-- START GIVEN DATA --

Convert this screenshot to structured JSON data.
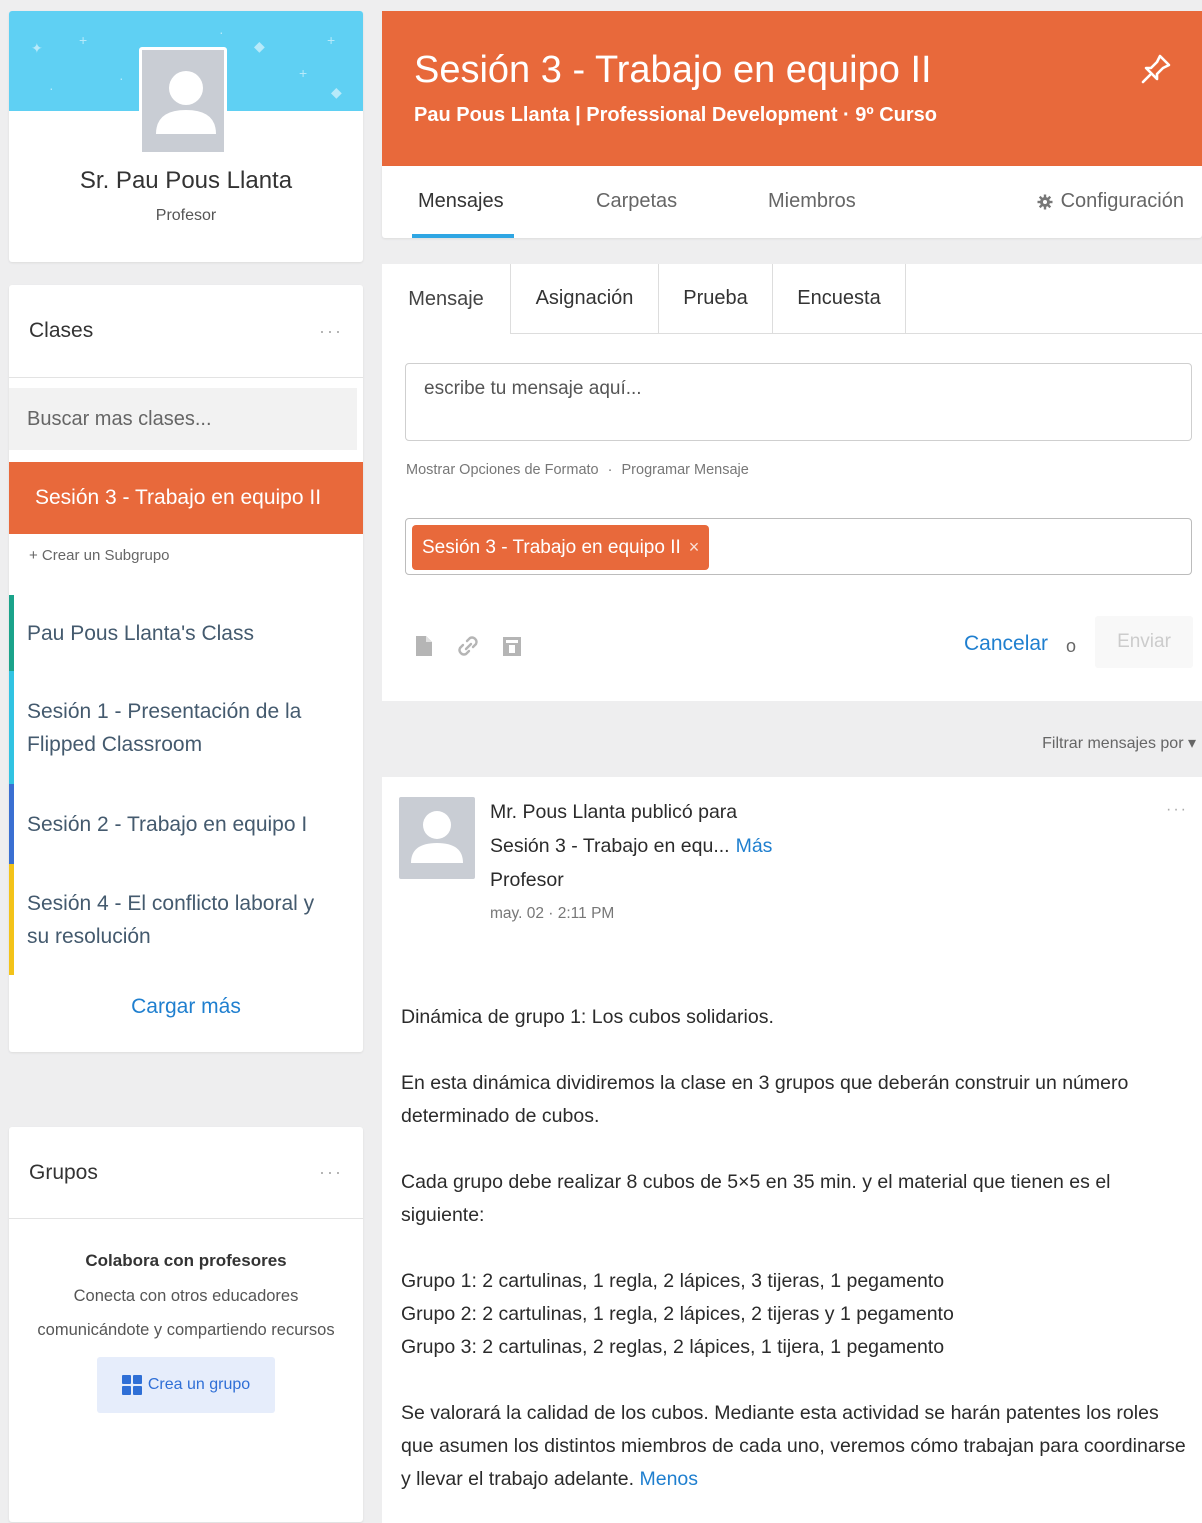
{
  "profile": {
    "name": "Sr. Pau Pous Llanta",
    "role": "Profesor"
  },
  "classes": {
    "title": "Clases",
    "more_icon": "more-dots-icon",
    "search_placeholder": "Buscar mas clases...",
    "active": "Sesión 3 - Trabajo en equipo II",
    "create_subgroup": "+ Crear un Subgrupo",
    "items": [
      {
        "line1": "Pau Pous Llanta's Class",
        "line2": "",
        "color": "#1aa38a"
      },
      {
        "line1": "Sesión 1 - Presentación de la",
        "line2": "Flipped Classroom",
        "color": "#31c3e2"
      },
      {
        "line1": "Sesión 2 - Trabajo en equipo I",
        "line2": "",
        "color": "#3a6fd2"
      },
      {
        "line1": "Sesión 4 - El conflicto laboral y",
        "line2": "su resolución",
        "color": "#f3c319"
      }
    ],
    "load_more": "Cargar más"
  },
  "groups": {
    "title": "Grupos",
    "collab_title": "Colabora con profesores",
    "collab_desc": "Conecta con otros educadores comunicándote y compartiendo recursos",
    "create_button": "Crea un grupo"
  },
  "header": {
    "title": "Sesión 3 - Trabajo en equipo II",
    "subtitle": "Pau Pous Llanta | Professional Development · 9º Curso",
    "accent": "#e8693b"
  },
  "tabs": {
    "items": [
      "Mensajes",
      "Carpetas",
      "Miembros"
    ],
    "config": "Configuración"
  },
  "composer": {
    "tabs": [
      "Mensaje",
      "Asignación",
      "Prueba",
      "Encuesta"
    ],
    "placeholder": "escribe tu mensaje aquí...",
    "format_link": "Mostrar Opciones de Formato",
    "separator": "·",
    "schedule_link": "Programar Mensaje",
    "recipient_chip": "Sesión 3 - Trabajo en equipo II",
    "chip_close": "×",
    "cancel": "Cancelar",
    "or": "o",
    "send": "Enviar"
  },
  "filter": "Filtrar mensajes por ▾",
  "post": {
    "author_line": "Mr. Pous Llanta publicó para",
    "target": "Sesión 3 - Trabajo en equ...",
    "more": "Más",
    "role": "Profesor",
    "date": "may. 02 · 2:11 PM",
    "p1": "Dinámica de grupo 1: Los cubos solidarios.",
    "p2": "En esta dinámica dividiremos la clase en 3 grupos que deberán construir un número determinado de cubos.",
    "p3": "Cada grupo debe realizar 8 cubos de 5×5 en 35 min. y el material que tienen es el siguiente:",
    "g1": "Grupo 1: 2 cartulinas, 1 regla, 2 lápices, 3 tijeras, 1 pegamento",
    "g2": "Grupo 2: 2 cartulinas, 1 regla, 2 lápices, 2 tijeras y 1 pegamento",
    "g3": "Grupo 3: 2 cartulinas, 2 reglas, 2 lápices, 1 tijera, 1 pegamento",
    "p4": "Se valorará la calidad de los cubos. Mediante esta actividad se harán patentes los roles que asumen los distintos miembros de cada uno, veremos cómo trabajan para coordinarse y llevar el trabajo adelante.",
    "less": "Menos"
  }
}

-- END GIVEN DATA --
-- START GIVEN DATA --

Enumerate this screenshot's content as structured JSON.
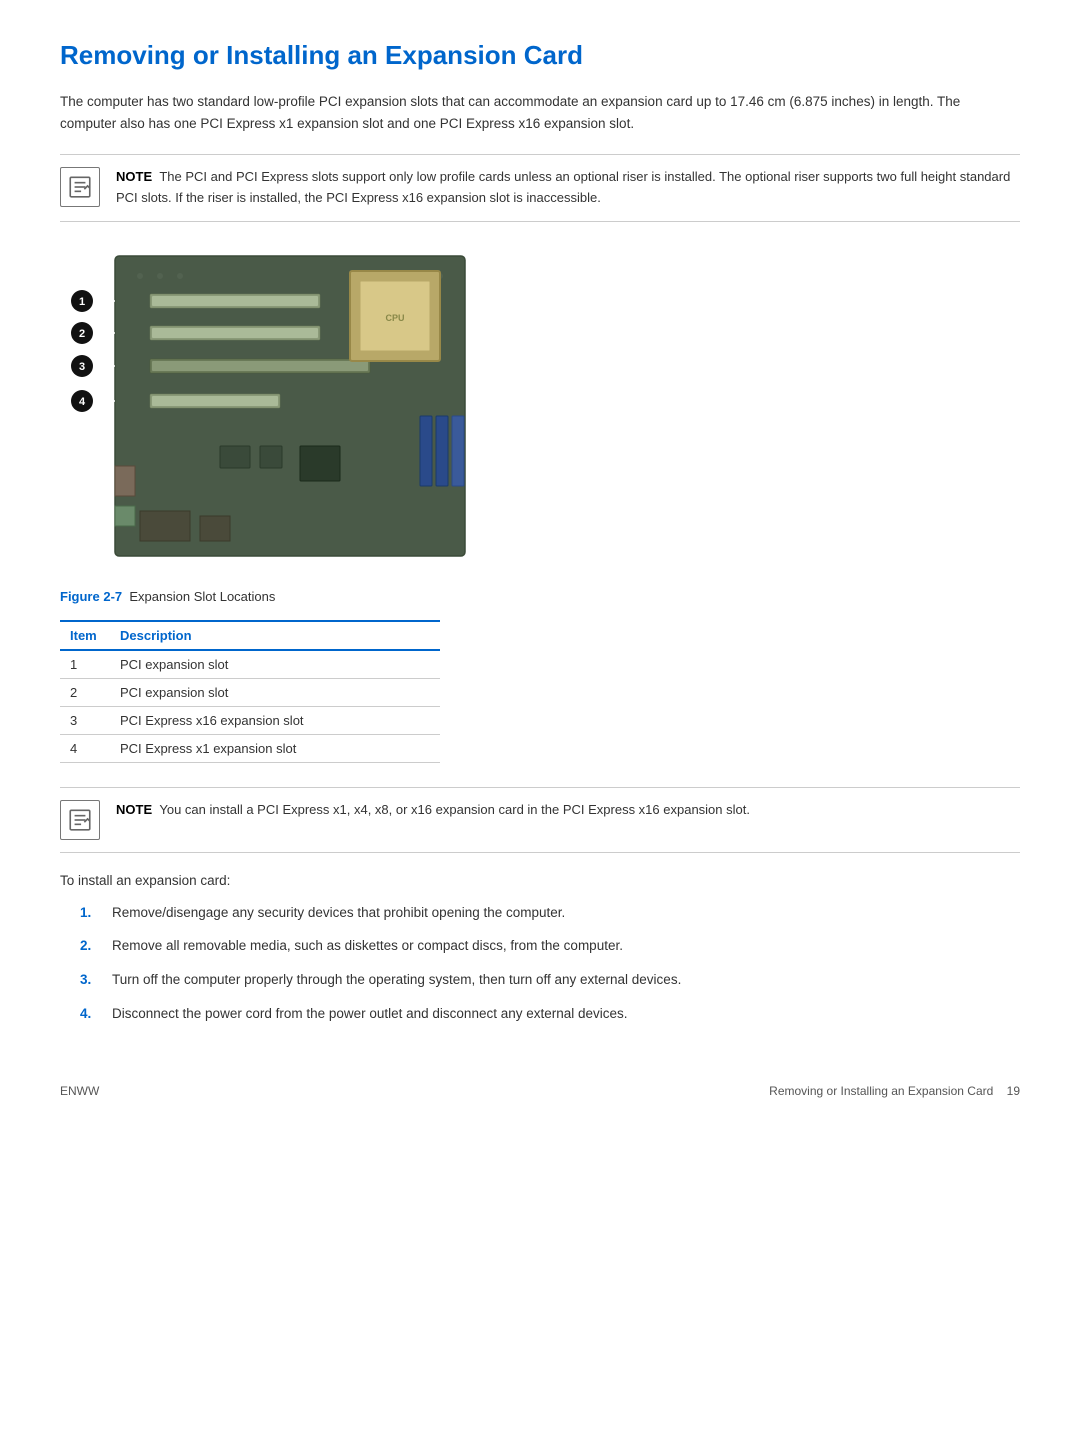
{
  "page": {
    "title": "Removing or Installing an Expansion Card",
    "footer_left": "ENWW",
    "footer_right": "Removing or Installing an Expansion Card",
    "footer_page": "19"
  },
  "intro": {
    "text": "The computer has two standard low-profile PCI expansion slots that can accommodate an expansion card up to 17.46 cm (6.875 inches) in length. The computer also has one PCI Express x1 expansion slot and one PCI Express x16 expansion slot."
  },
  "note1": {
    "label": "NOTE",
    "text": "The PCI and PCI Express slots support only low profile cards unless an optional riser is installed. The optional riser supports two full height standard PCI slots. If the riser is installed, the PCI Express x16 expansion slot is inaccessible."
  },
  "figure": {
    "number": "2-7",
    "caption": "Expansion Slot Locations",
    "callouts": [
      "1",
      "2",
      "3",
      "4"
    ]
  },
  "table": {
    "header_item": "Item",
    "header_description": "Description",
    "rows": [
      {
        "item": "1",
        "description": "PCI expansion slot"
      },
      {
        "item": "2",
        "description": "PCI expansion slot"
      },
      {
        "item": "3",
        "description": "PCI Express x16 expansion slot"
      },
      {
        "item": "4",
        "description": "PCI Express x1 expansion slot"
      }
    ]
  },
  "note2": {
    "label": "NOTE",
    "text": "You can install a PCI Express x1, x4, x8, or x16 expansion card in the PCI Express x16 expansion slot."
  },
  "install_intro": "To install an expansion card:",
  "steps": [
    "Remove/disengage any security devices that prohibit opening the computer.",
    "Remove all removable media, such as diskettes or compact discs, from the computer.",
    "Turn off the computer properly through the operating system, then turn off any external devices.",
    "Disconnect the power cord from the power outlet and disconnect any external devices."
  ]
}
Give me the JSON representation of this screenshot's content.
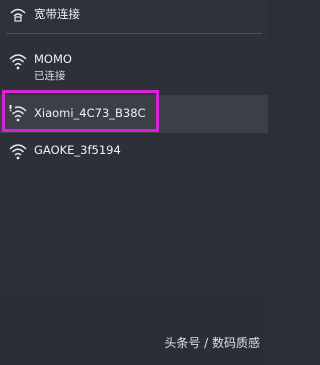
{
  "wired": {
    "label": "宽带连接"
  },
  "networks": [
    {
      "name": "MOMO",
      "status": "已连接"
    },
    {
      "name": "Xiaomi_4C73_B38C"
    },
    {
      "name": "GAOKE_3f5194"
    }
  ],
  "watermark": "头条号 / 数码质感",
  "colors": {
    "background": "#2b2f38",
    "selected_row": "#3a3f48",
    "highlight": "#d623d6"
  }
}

-- END GIVEN DATA --
-- START GIVEN DATA --

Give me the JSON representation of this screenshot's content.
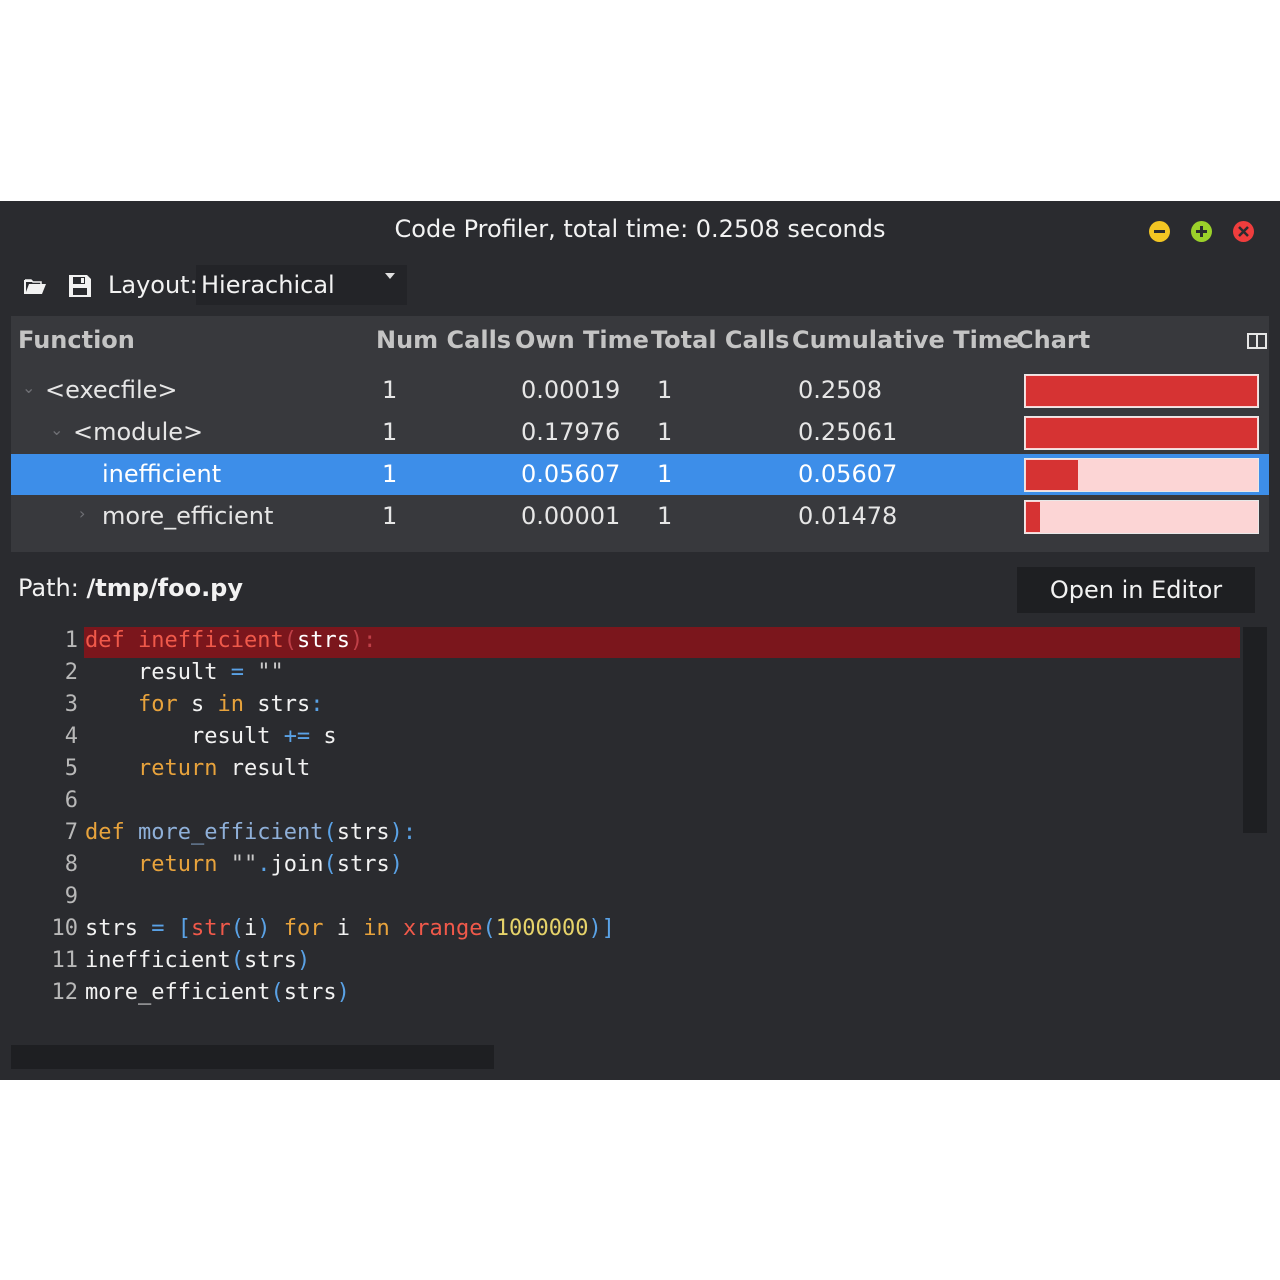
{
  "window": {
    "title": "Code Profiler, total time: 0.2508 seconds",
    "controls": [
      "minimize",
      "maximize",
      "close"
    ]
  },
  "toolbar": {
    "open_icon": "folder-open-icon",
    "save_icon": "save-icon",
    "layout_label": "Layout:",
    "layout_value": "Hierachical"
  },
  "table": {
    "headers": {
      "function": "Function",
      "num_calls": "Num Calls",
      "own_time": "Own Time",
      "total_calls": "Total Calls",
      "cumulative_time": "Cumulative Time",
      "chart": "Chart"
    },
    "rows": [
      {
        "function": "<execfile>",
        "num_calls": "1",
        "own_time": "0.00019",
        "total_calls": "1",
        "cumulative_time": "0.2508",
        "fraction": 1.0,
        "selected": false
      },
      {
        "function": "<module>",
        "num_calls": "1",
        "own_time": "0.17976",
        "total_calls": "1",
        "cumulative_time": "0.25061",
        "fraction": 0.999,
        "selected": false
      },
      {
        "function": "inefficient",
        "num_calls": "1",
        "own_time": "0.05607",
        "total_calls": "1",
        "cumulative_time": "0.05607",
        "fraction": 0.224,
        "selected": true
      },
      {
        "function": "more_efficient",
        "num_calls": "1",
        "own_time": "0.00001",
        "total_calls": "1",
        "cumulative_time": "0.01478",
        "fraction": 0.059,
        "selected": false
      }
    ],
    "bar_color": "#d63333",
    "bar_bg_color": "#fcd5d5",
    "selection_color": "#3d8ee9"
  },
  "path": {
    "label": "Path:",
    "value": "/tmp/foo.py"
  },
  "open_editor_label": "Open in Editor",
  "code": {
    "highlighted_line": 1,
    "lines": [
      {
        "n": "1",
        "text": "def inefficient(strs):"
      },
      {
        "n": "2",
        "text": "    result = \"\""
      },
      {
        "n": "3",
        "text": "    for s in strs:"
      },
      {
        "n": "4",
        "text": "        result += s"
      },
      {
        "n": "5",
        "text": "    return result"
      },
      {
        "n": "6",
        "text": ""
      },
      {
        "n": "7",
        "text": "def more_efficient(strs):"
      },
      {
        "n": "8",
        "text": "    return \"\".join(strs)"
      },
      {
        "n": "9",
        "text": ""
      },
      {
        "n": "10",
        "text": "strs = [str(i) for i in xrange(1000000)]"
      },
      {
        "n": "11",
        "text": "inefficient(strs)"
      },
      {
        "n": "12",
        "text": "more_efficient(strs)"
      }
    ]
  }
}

-- END GIVEN DATA --

Which lines hold the string "that"? List them all.

(RESULT OF THIS EXERCISE):
    "text": "The computer has two standard low-profile PCI expansion slots that can accommodate an expansion card up to 17.46 cm (6.875 inches) in length. The computer also has one PCI Express x1 expansion slot and one PCI Express x16 expansion slot."
    "Remove/disengage any security devices that prohibit opening the computer.",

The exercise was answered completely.